* [Set task]:
Scan the entries below for the word "отбора". Copy each line that has it.

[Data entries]
## BEGIN
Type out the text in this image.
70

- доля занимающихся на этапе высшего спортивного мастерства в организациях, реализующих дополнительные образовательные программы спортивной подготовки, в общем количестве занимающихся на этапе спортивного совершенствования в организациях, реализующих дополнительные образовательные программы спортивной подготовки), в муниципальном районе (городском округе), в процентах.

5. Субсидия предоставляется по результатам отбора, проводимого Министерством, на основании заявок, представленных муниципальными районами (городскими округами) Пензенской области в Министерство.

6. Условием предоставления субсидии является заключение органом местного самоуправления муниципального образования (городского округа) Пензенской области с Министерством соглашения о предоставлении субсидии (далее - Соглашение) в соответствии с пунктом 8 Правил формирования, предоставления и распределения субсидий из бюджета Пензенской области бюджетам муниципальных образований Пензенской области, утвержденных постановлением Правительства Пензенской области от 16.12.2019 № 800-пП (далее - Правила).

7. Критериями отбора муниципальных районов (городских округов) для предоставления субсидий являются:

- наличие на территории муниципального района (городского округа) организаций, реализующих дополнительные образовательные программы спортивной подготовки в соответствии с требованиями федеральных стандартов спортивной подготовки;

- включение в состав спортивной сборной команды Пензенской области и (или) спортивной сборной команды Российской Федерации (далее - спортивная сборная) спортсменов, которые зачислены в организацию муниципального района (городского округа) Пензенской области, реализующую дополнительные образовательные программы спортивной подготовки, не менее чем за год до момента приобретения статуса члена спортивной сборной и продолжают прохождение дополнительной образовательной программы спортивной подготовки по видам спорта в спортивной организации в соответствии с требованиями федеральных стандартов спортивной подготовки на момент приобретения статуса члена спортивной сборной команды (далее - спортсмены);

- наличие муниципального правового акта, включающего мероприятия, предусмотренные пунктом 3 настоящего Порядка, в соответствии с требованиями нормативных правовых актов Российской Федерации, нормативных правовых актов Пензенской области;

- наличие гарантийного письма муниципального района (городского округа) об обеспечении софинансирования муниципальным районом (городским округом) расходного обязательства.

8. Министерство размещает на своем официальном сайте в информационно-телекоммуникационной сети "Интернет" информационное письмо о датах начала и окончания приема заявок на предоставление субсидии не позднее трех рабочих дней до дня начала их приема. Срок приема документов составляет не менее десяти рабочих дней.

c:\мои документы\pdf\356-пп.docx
## END
* [Task solution]:
5. Субсидия предоставляется по результатам отбора, проводимого Министерством, на основании заявок, представленных муниципальными районами (городскими округами) Пензенской области в Министерство.
7. Критериями отбора муниципальных районов (городских округов) для предоставления субсидий являются:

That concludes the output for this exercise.